Exercise: Go through the records and show each line where the word "Обновление" occurs.

Listed entries:
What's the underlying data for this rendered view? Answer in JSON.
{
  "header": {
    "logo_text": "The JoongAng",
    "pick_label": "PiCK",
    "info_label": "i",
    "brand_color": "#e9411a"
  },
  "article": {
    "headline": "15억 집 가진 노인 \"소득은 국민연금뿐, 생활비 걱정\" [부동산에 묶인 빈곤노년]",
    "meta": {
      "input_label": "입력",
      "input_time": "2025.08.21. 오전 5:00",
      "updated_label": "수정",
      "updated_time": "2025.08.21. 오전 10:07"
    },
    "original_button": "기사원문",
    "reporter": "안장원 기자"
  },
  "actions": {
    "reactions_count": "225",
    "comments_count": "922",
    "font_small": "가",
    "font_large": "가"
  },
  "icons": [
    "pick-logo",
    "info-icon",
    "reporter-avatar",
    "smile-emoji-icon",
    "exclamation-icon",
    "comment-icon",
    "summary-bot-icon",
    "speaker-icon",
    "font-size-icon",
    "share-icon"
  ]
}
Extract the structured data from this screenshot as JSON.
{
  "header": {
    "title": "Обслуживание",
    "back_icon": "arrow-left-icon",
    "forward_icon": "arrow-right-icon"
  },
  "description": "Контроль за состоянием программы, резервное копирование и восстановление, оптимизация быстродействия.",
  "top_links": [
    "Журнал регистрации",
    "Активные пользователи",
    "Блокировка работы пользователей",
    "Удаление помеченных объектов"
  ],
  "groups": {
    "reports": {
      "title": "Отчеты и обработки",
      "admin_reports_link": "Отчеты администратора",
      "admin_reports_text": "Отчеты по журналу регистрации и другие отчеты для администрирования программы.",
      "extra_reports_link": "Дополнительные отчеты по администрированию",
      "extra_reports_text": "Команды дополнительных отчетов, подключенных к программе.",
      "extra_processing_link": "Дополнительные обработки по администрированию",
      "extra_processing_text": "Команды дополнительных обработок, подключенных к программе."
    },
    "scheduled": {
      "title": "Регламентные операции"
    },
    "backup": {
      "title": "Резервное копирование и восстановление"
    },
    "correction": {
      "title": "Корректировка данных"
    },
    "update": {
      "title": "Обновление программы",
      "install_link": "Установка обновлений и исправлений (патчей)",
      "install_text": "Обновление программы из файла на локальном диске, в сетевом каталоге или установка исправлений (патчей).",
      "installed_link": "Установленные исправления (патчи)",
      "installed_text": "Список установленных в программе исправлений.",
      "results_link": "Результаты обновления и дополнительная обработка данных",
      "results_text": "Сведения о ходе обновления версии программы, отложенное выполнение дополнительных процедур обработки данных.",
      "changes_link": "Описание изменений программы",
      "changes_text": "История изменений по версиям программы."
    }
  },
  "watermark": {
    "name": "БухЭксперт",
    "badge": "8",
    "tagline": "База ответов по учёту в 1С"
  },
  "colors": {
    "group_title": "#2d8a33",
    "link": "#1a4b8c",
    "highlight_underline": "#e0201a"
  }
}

Reply:
      "title": "Обновление программы",
      "install_text": "Обновление программы из файла на локальном диске, в сетевом каталоге или установка исправлений (патчей).",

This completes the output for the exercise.